Collected data entries:
►

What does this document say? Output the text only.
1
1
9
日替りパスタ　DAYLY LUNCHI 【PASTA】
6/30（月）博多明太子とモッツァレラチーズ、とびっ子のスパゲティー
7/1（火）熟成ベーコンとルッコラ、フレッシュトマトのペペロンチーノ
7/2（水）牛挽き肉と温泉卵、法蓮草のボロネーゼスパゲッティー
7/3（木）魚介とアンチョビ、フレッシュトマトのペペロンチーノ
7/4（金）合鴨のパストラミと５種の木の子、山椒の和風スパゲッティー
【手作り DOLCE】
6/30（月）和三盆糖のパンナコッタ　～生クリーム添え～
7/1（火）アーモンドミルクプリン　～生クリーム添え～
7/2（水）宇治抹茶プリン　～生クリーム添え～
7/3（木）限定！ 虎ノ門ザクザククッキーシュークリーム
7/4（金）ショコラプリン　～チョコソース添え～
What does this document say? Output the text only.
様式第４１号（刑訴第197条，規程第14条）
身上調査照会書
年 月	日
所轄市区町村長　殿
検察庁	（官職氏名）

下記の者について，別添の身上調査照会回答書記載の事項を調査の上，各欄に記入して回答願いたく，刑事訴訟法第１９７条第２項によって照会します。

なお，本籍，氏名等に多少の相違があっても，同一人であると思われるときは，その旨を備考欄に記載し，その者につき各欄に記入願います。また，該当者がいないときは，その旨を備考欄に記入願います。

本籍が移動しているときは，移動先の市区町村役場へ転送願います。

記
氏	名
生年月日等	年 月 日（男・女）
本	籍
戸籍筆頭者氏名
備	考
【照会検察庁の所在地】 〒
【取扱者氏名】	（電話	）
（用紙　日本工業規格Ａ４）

◄

Copy each line of the records above that carries the word "生クリーム添え".

▸ **Finished task**:
6/30（月）和三盆糖のパンナコッタ　～生クリーム添え～
7/1（火）アーモンドミルクプリン　～生クリーム添え～
7/2（水）宇治抹茶プリン　～生クリーム添え～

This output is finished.